**SET PROBLEM:**
Repeat every record below exactly, omitting any pictures.

Start of MATERIALS PROVIDED

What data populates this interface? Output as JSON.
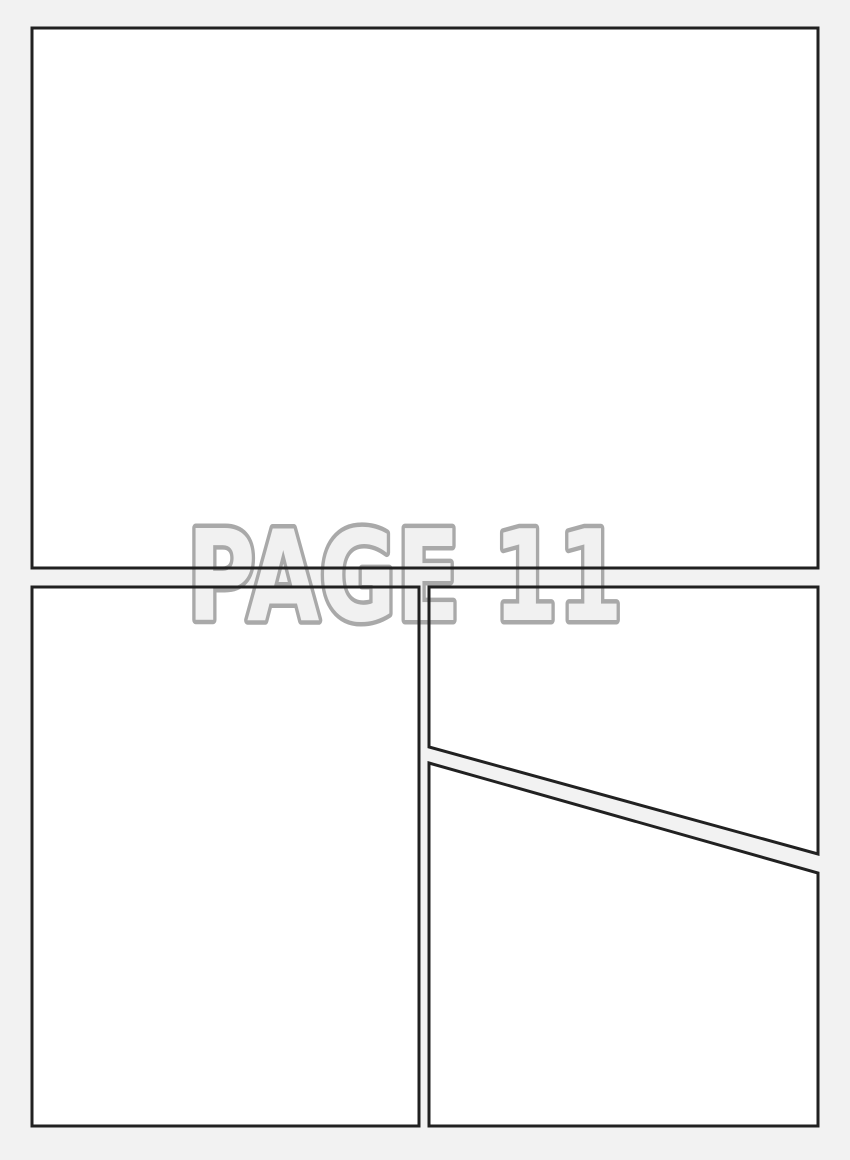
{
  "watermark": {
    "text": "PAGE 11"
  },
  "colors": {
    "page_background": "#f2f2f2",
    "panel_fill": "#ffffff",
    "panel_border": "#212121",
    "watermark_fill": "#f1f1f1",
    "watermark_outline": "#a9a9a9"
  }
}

End of MATERIALS PROVIDED

**EXERCISE OUTPUT:**
What data populates this interface? Output as JSON.
{
  "watermark": {
    "text": "PAGE 11"
  },
  "colors": {
    "page_background": "#f2f2f2",
    "panel_fill": "#ffffff",
    "panel_border": "#212121",
    "watermark_fill": "#f1f1f1",
    "watermark_outline": "#a9a9a9"
  }
}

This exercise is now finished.